:: RECORDS FOR PROCESSING ::
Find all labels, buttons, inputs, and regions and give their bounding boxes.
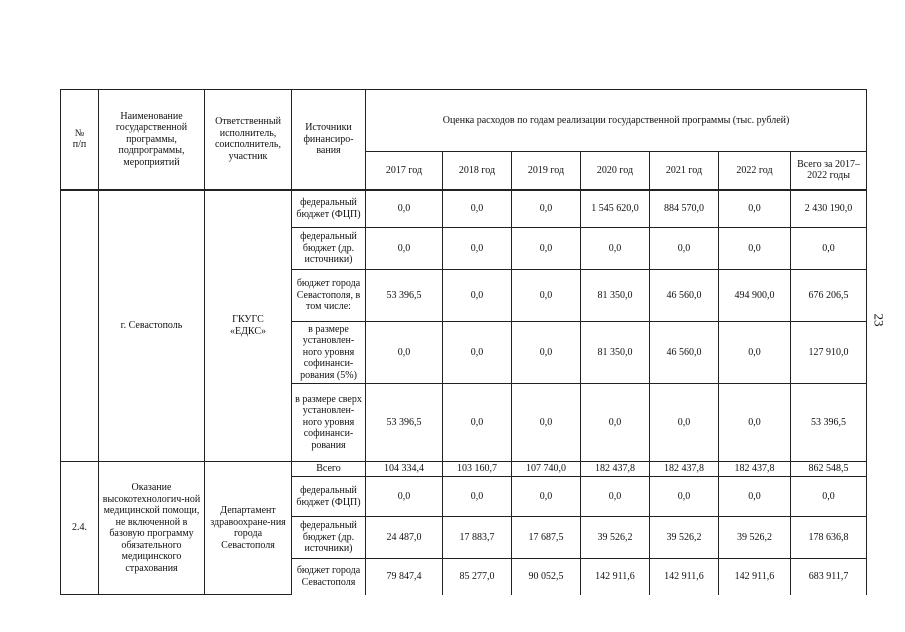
value-cell: 683 911,7 — [791, 559, 867, 595]
value-cell: 0,0 — [443, 322, 512, 384]
value-cell: 0,0 — [366, 322, 443, 384]
value-cell: 0,0 — [512, 190, 581, 228]
value-cell: 0,0 — [512, 322, 581, 384]
value-cell: 0,0 — [366, 228, 443, 270]
value-cell: 178 636,8 — [791, 517, 867, 559]
value-cell: 0,0 — [443, 228, 512, 270]
value-cell: 39 526,2 — [650, 517, 719, 559]
value-cell: 0,0 — [512, 228, 581, 270]
budget-table — [60, 89, 867, 595]
value-cell: 0,0 — [581, 384, 650, 462]
value-cell: 24 487,0 — [366, 517, 443, 559]
value-cell: 182 437,8 — [719, 462, 791, 477]
value-cell: 0,0 — [581, 228, 650, 270]
header-year: 2018 год — [443, 152, 512, 190]
source-cell: федеральный бюджет (др. источники) — [292, 517, 366, 559]
row-responsible: ГКУГС «ЕДКС» — [205, 190, 292, 462]
row-responsible: Департамент здравоохране-ния города Севастополя — [205, 462, 292, 595]
value-cell: 0,0 — [366, 190, 443, 228]
value-cell: 0,0 — [650, 384, 719, 462]
value-cell: 0,0 — [650, 477, 719, 517]
header-responsible: Ответственный исполнитель, соисполнитель, участник — [205, 90, 292, 190]
source-cell: Всего — [292, 462, 366, 477]
header-estimate: Оценка расходов по годам реализации государственной программы (тыс. рублей) — [366, 90, 867, 152]
value-cell: 0,0 — [512, 384, 581, 462]
header-num: № п/п — [61, 90, 99, 190]
source-cell: в размере установлен-ного уровня софинанси-рования (5%) — [292, 322, 366, 384]
header-sources: Источники финансиро- вания — [292, 90, 366, 190]
value-cell: 104 334,4 — [366, 462, 443, 477]
value-cell: 0,0 — [719, 190, 791, 228]
value-cell: 182 437,8 — [650, 462, 719, 477]
value-cell: 0,0 — [512, 270, 581, 322]
source-cell: федеральный бюджет (др. источники) — [292, 228, 366, 270]
value-cell: 46 560,0 — [650, 322, 719, 384]
value-cell: 676 206,5 — [791, 270, 867, 322]
table-row — [61, 190, 867, 228]
source-cell: федеральный бюджет (ФЦП) — [292, 477, 366, 517]
value-cell: 142 911,6 — [719, 559, 791, 595]
value-cell: 79 847,4 — [366, 559, 443, 595]
value-cell: 53 396,5 — [366, 270, 443, 322]
value-cell: 85 277,0 — [443, 559, 512, 595]
value-cell: 0,0 — [443, 270, 512, 322]
header-year: 2017 год — [366, 152, 443, 190]
value-cell: 0,0 — [581, 477, 650, 517]
value-cell: 884 570,0 — [650, 190, 719, 228]
row-num: 2.4. — [61, 462, 99, 595]
value-cell: 142 911,6 — [650, 559, 719, 595]
header-name: Наименование государственной программы, подпрограммы, мероприятий — [99, 90, 205, 190]
value-cell: 0,0 — [719, 322, 791, 384]
header-year: 2022 год — [719, 152, 791, 190]
value-cell: 0,0 — [512, 477, 581, 517]
value-cell: 494 900,0 — [719, 270, 791, 322]
value-cell: 182 437,8 — [581, 462, 650, 477]
source-cell: федеральный бюджет (ФЦП) — [292, 190, 366, 228]
value-cell: 127 910,0 — [791, 322, 867, 384]
header-year: 2019 год — [512, 152, 581, 190]
value-cell: 0,0 — [443, 477, 512, 517]
value-cell: 17 883,7 — [443, 517, 512, 559]
row-num — [61, 190, 99, 462]
value-cell: 0,0 — [443, 190, 512, 228]
source-cell: в размере сверх установлен-ного уровня софинанси-рования — [292, 384, 366, 462]
value-cell: 1 545 620,0 — [581, 190, 650, 228]
value-cell: 862 548,5 — [791, 462, 867, 477]
value-cell: 0,0 — [650, 228, 719, 270]
value-cell: 81 350,0 — [581, 270, 650, 322]
value-cell: 53 396,5 — [791, 384, 867, 462]
value-cell: 0,0 — [791, 228, 867, 270]
value-cell: 0,0 — [719, 477, 791, 517]
header-year: 2021 год — [650, 152, 719, 190]
source-cell: бюджет города Севастополя, в том числе: — [292, 270, 366, 322]
value-cell: 2 430 190,0 — [791, 190, 867, 228]
value-cell: 90 052,5 — [512, 559, 581, 595]
source-cell: бюджет города Севастополя — [292, 559, 366, 595]
value-cell: 39 526,2 — [581, 517, 650, 559]
value-cell: 39 526,2 — [719, 517, 791, 559]
header-total: Всего за 2017–2022 годы — [791, 152, 867, 190]
value-cell: 0,0 — [366, 477, 443, 517]
value-cell: 17 687,5 — [512, 517, 581, 559]
header-year: 2020 год — [581, 152, 650, 190]
value-cell: 0,0 — [791, 477, 867, 517]
value-cell: 53 396,5 — [366, 384, 443, 462]
table-row — [61, 462, 867, 477]
value-cell: 81 350,0 — [581, 322, 650, 384]
row-name: г. Севастополь — [99, 190, 205, 462]
page-number: 23 — [871, 313, 887, 327]
value-cell: 107 740,0 — [512, 462, 581, 477]
value-cell: 46 560,0 — [650, 270, 719, 322]
value-cell: 0,0 — [443, 384, 512, 462]
row-name: Оказание высокотехнологич-ной медицинской помощи, не включенной в базовую программу обязательного медицинского страхования — [99, 462, 205, 595]
value-cell: 142 911,6 — [581, 559, 650, 595]
value-cell: 103 160,7 — [443, 462, 512, 477]
value-cell: 0,0 — [719, 228, 791, 270]
value-cell: 0,0 — [719, 384, 791, 462]
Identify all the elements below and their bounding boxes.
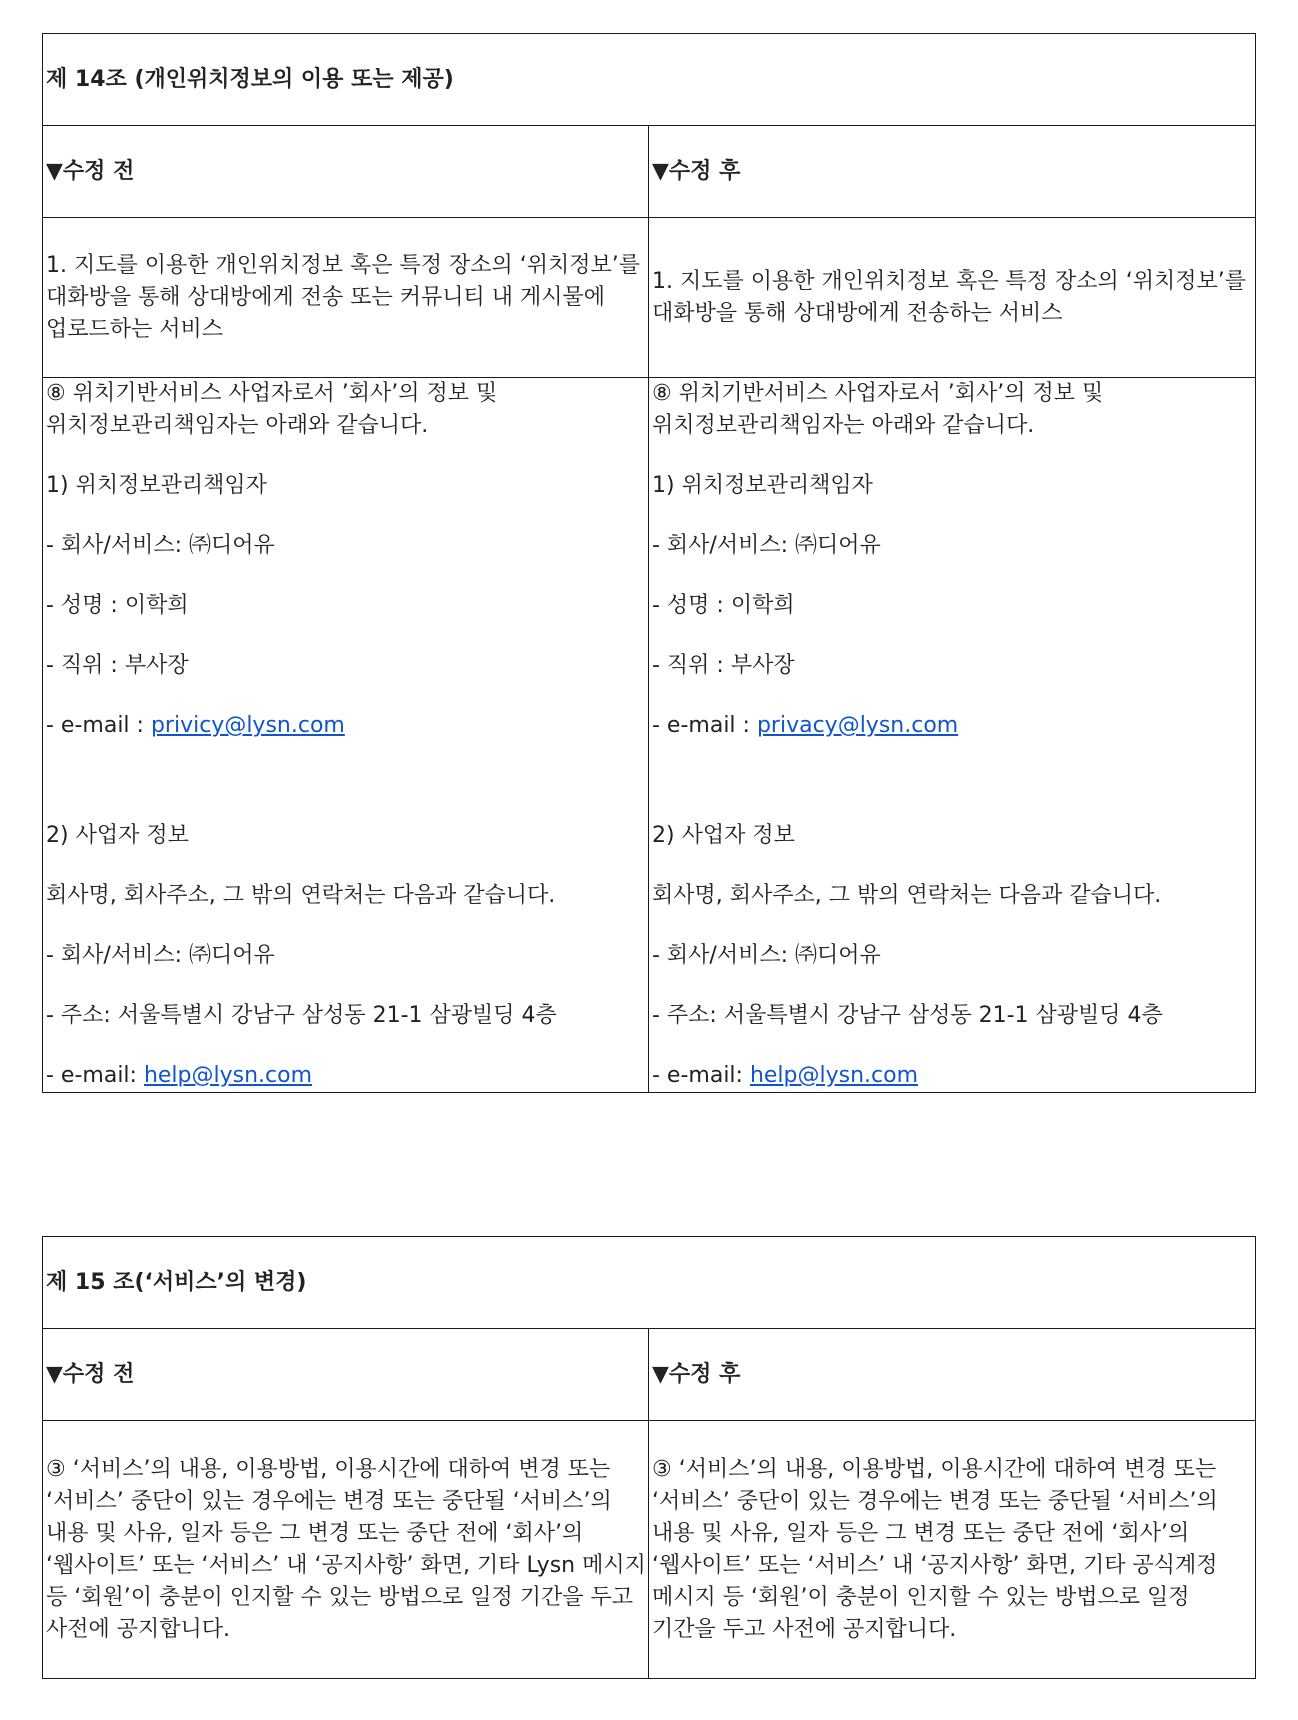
article-14-row2-before: [43, 378, 649, 1093]
section-2-desc: 회사명, 회사주소, 그 밖의 연락처는 다음과 같습니다.: [652, 883, 1162, 908]
address-line: - 주소: 서울특별시 강남구 삼성동 21-1 삼광빌딩 4층: [652, 1003, 1163, 1028]
intro-text: ⑧ 위치기반서비스 사업자로서 ’회사’의 정보 및 위치정보관리책임자는 아래와 같습니다.: [46, 381, 498, 438]
email-line: [46, 1060, 646, 1092]
email-line: [46, 710, 646, 742]
article-15-row1-before: ③ ‘서비스’의 내용, 이용방법, 이용시간에 대하여 변경 또는 ‘서비스’ 중단이 있는 경우에는 변경 또는 중단될 ‘서비스’의 내용 및 사유, 일자 등은 그 변경 또는 중단 전에 ‘회사’의 ‘웹사이트’ 또는 ‘서비스’ 내 ‘공지사항’ 화면, 기타 Lysn 메시지 등 ‘회원’이 충분이 인지할 수 있는 방법으로 일정 기간을 두고 사전에 공지합니다.: [43, 1421, 649, 1679]
article-15-row1-after: ③ ‘서비스’의 내용, 이용방법, 이용시간에 대하여 변경 또는 ‘서비스’ 중단이 있는 경우에는 변경 또는 중단될 ‘서비스’의 내용 및 사유, 일자 등은 그 변경 또는 중단 전에 ‘회사’의 ‘웹사이트’ 또는 ‘서비스’ 내 ‘공지사항’ 화면, 기타 공식계정 메시지 등 ‘회원’이 충분이 인지할 수 있는 방법으로 일정 기간을 두고 사전에 공지합니다.: [649, 1421, 1256, 1679]
email-label: - e-mail:: [652, 1063, 750, 1088]
section-2-desc: 회사명, 회사주소, 그 밖의 연락처는 다음과 같습니다.: [46, 883, 556, 908]
email-line: [652, 1060, 1253, 1092]
company-line: - 회사/서비스: ㈜디어유: [652, 533, 881, 558]
article-14-title: 제 14조 (개인위치정보의 이용 또는 제공): [43, 34, 1256, 126]
spacer: [652, 770, 1253, 820]
company-line: - 회사/서비스: ㈜디어유: [46, 943, 275, 968]
section-2-heading: 2) 사업자 정보: [652, 823, 795, 848]
article-14-table: [42, 33, 1256, 1093]
article-15-table: [42, 1236, 1256, 1679]
article-14-row1-before: 1. 지도를 이용한 개인위치정보 혹은 특정 장소의 ‘위치정보’를 대화방을 통해 상대방에게 전송 또는 커뮤니티 내 게시물에 업로드하는 서비스: [43, 218, 649, 378]
email-label: - e-mail :: [46, 713, 151, 738]
position-line: - 직위 : 부사장: [652, 653, 795, 678]
section-2-heading: 2) 사업자 정보: [46, 823, 189, 848]
address-line: - 주소: 서울특별시 강남구 삼성동 21-1 삼광빌딩 4층: [46, 1003, 557, 1028]
spacer: [46, 770, 646, 820]
before-label: ▼수정 전: [43, 1329, 649, 1421]
section-1-heading: 1) 위치정보관리책임자: [652, 473, 873, 498]
email-label: - e-mail :: [652, 713, 757, 738]
company-line: - 회사/서비스: ㈜디어유: [652, 943, 881, 968]
intro-text: ⑧ 위치기반서비스 사업자로서 ’회사’의 정보 및 위치정보관리책임자는 아래와 같습니다.: [652, 381, 1104, 438]
email-link[interactable]: help@lysn.com: [143, 1063, 313, 1088]
article-15-title: 제 15 조(‘서비스’의 변경): [43, 1237, 1256, 1329]
name-line: - 성명 : 이학희: [652, 593, 795, 618]
email-label: - e-mail:: [46, 1063, 144, 1088]
article-14-row1-after: 1. 지도를 이용한 개인위치정보 혹은 특정 장소의 ‘위치정보’를 대화방을 통해 상대방에게 전송하는 서비스: [649, 218, 1256, 378]
email-line: [652, 710, 1253, 742]
before-label: ▼수정 전: [43, 126, 649, 218]
company-line: - 회사/서비스: ㈜디어유: [46, 533, 275, 558]
after-label: ▼수정 후: [649, 126, 1256, 218]
after-label: ▼수정 후: [649, 1329, 1256, 1421]
email-link[interactable]: privicy@lysn.com: [150, 713, 345, 738]
position-line: - 직위 : 부사장: [46, 653, 189, 678]
section-1-heading: 1) 위치정보관리책임자: [46, 473, 267, 498]
email-link[interactable]: privacy@lysn.com: [756, 713, 959, 738]
name-line: - 성명 : 이학희: [46, 593, 189, 618]
email-link[interactable]: help@lysn.com: [749, 1063, 919, 1088]
article-14-row2-after: [649, 378, 1256, 1093]
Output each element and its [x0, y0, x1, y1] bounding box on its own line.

:: WRITTEN INSTRUCTION ::
Return the lines starting at the one that contains "value-cell: 683 911,7 — [791, 559, 867, 595]" and ending at the one that contains "source-cell: в размере установлен-ного", reproduced verbatim with both included.

:: FINISHED TASK ::
value-cell: 683 911,7 — [791, 559, 867, 595]
value-cell: 0,0 — [443, 322, 512, 384]
value-cell: 0,0 — [366, 322, 443, 384]
value-cell: 0,0 — [512, 190, 581, 228]
value-cell: 0,0 — [512, 322, 581, 384]
value-cell: 0,0 — [366, 228, 443, 270]
value-cell: 178 636,8 — [791, 517, 867, 559]
value-cell: 0,0 — [443, 228, 512, 270]
value-cell: 39 526,2 — [650, 517, 719, 559]
value-cell: 0,0 — [512, 228, 581, 270]
budget-table — [60, 89, 867, 595]
value-cell: 0,0 — [581, 384, 650, 462]
value-cell: 24 487,0 — [366, 517, 443, 559]
value-cell: 182 437,8 — [719, 462, 791, 477]
value-cell: 0,0 — [581, 228, 650, 270]
header-year: 2018 год — [443, 152, 512, 190]
source-cell: федеральный бюджет (др. источники) — [292, 517, 366, 559]
row-responsible: ГКУГС «ЕДКС» — [205, 190, 292, 462]
row-responsible: Департамент здравоохране-ния города Севастополя — [205, 462, 292, 595]
value-cell: 0,0 — [366, 190, 443, 228]
value-cell: 0,0 — [650, 384, 719, 462]
value-cell: 0,0 — [650, 477, 719, 517]
header-responsible: Ответственный исполнитель, соисполнитель, участник — [205, 90, 292, 190]
source-cell: Всего — [292, 462, 366, 477]
header-estimate: Оценка расходов по годам реализации государственной программы (тыс. рублей) — [366, 90, 867, 152]
value-cell: 0,0 — [512, 384, 581, 462]
header-num: № п/п — [61, 90, 99, 190]
source-cell: в размере установлен-ного уровня софинанси-рования (5%) — [292, 322, 366, 384]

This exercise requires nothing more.